● **The records**
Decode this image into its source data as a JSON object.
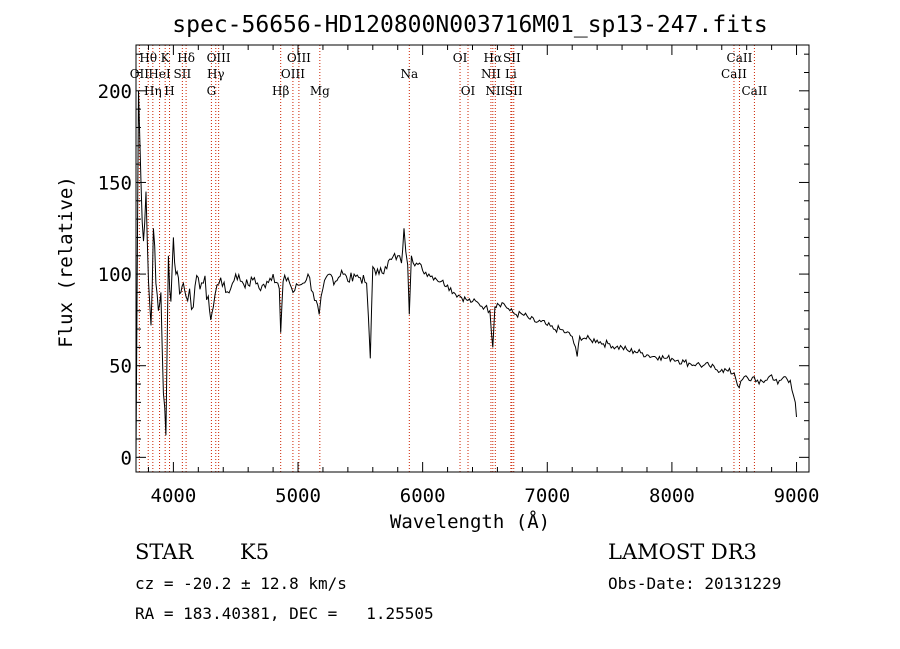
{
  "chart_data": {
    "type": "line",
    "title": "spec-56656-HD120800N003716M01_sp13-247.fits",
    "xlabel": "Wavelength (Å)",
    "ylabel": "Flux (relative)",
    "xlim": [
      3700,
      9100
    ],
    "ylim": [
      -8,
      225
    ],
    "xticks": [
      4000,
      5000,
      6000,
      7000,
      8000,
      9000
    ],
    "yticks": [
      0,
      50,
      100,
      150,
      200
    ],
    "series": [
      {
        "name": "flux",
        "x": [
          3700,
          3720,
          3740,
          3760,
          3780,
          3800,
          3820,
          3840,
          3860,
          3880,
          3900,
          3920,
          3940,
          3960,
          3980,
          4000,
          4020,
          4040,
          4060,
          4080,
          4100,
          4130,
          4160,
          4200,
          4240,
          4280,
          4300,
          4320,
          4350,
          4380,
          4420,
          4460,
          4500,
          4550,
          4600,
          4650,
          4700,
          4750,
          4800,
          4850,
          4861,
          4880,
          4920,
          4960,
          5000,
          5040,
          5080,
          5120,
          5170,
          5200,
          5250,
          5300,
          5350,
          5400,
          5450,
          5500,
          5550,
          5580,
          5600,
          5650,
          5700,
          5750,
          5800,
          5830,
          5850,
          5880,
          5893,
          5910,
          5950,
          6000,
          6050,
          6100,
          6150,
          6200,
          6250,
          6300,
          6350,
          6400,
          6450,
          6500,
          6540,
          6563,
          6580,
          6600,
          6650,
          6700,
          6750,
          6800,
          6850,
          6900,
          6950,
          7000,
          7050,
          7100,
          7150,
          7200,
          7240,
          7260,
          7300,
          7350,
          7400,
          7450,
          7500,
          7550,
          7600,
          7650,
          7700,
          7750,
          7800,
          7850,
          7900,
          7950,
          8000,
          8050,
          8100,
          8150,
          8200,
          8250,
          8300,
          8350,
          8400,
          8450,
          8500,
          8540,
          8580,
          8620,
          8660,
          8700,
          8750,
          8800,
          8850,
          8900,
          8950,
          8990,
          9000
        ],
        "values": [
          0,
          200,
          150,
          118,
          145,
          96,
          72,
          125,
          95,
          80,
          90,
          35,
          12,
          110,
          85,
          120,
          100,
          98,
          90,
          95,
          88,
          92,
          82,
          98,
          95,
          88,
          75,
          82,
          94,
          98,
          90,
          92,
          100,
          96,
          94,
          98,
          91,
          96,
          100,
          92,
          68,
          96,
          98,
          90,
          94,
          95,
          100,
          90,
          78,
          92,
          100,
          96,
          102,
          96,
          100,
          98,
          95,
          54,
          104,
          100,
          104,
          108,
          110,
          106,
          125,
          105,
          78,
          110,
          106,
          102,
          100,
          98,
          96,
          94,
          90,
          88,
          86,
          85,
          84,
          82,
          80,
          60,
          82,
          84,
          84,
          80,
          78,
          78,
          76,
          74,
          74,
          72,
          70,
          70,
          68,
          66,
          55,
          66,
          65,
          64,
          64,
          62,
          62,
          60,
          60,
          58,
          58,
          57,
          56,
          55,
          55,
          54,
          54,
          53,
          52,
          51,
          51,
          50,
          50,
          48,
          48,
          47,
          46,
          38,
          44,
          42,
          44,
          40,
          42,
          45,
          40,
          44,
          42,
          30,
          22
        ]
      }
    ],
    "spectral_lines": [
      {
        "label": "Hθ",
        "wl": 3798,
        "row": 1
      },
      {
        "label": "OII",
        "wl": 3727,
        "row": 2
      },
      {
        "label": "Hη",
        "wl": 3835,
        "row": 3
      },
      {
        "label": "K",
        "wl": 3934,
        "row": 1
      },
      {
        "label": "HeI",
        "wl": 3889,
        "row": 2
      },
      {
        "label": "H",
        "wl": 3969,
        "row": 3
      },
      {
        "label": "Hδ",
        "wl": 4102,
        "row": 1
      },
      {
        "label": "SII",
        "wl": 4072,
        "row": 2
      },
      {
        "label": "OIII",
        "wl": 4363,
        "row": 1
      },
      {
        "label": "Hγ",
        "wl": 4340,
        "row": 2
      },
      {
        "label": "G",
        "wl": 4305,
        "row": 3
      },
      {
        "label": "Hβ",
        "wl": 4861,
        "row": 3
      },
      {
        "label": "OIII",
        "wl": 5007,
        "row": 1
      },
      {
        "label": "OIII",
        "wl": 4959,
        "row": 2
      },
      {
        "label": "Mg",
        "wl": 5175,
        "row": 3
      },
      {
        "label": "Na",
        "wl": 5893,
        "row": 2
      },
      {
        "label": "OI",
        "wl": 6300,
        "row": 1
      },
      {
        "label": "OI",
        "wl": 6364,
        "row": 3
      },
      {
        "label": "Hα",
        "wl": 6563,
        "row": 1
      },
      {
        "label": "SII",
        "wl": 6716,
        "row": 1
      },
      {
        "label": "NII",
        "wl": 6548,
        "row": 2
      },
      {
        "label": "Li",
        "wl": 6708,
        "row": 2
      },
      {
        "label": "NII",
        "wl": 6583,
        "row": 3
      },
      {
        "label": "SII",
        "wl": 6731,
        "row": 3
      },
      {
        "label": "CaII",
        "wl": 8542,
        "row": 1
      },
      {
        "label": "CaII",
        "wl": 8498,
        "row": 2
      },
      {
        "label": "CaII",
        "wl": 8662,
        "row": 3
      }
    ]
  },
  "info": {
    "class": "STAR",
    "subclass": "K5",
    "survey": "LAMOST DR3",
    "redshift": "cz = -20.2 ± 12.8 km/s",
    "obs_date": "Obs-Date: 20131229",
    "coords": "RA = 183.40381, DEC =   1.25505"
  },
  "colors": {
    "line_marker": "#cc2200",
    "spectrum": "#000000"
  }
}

...

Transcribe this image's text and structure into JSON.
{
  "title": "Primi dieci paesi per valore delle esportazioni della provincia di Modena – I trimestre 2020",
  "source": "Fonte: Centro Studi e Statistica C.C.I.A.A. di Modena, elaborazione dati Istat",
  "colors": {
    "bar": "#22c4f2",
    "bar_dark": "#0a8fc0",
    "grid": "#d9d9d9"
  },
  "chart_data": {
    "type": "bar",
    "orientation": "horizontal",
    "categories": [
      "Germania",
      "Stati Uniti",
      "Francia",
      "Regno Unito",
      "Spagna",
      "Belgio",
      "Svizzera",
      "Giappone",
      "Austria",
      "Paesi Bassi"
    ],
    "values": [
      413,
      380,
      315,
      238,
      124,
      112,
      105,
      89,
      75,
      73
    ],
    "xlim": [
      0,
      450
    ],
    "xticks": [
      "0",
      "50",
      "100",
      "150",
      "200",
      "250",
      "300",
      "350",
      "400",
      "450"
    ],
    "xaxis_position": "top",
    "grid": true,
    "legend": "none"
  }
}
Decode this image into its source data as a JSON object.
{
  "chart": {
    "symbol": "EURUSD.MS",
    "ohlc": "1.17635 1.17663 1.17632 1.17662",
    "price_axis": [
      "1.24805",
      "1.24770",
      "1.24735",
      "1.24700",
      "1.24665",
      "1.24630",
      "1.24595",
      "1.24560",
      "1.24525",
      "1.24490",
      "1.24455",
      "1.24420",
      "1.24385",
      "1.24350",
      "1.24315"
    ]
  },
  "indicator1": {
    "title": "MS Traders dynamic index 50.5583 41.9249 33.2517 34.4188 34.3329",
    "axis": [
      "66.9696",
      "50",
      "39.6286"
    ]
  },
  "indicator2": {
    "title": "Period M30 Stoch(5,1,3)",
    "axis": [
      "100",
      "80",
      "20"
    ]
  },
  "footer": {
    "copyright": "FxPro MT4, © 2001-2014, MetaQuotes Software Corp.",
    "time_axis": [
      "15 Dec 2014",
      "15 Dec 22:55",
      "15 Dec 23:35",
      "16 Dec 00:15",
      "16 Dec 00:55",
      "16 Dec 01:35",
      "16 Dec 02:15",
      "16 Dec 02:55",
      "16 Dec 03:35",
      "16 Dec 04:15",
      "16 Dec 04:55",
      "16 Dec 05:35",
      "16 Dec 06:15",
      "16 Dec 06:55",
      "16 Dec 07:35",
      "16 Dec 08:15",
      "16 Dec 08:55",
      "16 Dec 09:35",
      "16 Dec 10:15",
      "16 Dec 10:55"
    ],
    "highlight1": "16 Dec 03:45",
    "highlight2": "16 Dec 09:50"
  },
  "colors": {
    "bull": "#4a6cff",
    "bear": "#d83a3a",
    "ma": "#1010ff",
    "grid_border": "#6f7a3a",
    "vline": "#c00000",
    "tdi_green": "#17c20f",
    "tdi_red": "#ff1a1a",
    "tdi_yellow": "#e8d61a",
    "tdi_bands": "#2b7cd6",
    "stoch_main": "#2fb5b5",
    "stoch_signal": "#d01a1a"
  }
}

--

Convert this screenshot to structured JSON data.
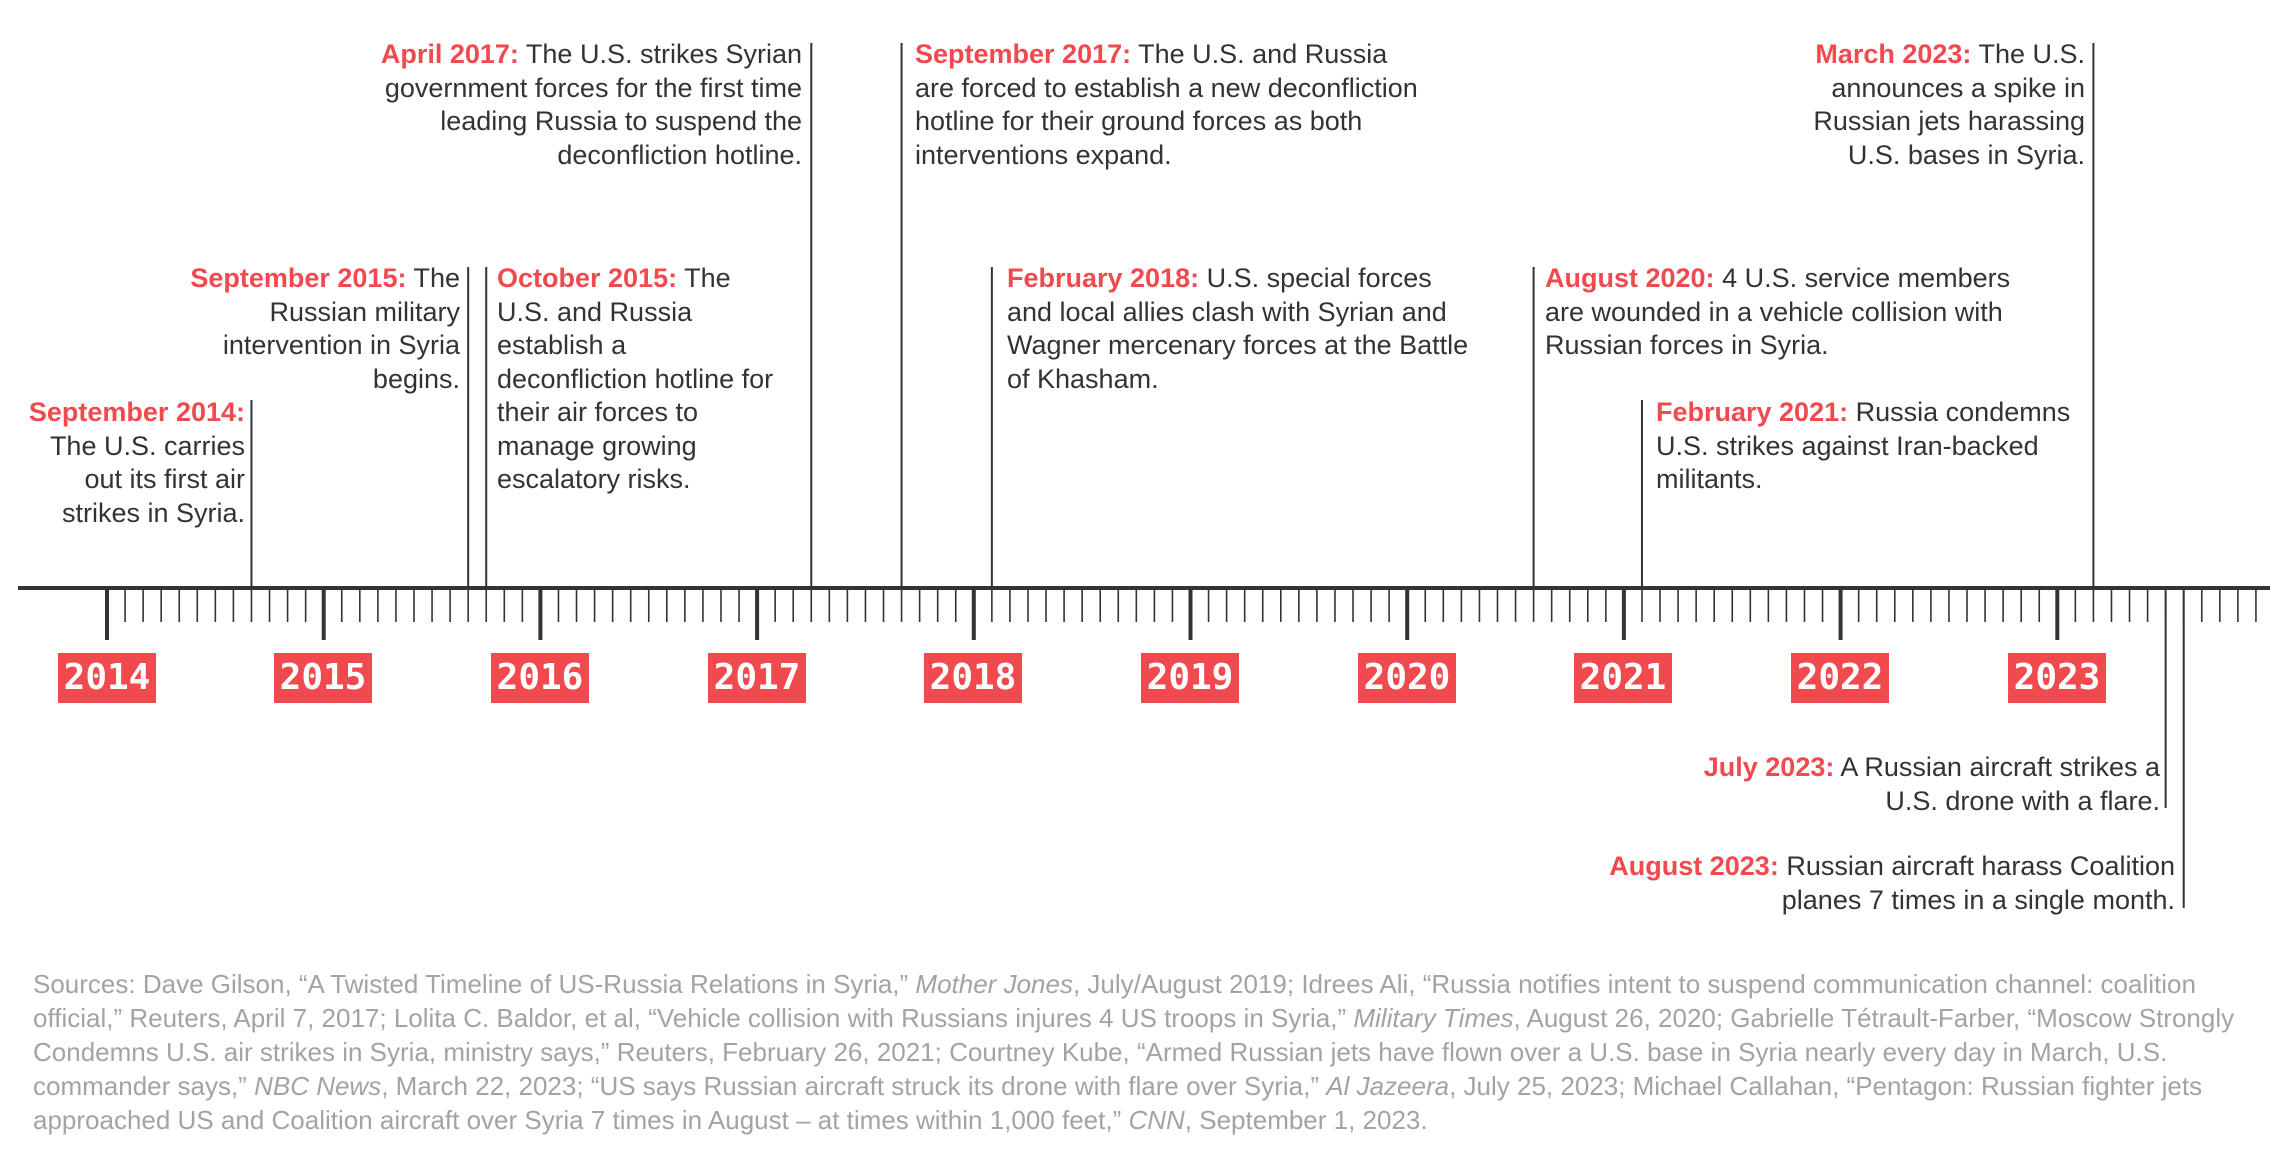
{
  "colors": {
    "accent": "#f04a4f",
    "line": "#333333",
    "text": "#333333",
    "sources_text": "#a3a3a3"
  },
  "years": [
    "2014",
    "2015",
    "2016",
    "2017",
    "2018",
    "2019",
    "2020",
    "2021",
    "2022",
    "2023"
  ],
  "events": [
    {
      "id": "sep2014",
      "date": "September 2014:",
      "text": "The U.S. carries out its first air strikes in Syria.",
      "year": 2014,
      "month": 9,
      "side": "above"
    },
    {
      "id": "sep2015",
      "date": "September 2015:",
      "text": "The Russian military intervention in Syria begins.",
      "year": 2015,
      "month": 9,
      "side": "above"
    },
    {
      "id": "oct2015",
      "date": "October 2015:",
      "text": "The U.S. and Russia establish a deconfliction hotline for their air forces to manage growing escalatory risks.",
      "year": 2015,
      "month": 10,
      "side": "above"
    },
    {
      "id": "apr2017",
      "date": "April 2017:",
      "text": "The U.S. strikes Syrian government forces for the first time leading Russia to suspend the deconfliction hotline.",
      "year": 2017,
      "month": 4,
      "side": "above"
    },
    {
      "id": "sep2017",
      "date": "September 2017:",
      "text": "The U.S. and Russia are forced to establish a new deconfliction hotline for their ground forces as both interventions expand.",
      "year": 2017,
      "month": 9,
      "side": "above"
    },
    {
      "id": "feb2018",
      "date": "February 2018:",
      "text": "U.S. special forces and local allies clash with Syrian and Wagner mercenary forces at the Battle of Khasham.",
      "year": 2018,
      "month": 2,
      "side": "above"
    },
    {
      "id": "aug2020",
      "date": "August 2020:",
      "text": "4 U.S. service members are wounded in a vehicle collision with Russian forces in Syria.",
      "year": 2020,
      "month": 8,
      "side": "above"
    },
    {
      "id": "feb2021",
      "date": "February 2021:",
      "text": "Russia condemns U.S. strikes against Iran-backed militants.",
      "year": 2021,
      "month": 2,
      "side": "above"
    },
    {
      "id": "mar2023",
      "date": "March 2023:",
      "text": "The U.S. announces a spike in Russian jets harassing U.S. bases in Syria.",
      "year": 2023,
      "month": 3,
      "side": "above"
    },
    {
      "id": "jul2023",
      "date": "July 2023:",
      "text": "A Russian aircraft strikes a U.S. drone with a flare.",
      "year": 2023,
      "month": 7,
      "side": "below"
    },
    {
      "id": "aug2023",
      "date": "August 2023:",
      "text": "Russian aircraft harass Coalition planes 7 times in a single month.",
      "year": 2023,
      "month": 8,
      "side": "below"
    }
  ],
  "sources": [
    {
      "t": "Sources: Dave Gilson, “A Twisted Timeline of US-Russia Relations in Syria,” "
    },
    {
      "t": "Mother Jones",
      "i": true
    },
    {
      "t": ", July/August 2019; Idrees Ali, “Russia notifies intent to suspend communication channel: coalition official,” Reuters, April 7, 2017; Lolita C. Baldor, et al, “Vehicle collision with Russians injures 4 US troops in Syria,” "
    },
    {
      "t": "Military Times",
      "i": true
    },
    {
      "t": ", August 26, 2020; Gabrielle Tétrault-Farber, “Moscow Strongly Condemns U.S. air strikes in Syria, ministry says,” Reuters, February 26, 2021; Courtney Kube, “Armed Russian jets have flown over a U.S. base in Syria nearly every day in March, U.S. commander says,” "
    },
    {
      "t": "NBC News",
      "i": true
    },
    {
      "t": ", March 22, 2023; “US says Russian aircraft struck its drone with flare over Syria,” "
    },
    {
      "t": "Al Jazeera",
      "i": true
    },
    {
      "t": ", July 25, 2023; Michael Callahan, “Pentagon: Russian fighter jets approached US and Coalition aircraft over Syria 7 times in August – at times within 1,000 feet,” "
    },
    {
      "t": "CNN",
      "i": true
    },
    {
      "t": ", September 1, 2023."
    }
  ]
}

● **Exercise aim**
Show all lines in the entries above where the word "title" appears.

● **Completed exercise**
    "title": "spec-56656-HD120800N003716M01_sp13-247.fits",
  "title": "Primi dieci paesi per valore delle esportazioni della provincia di Modena – I trimestre 2020",
    "title": "MS Traders dynamic index 50.5583 41.9249 33.2517 34.4188 34.3329",
    "title": "Period M30 Stoch(5,1,3)",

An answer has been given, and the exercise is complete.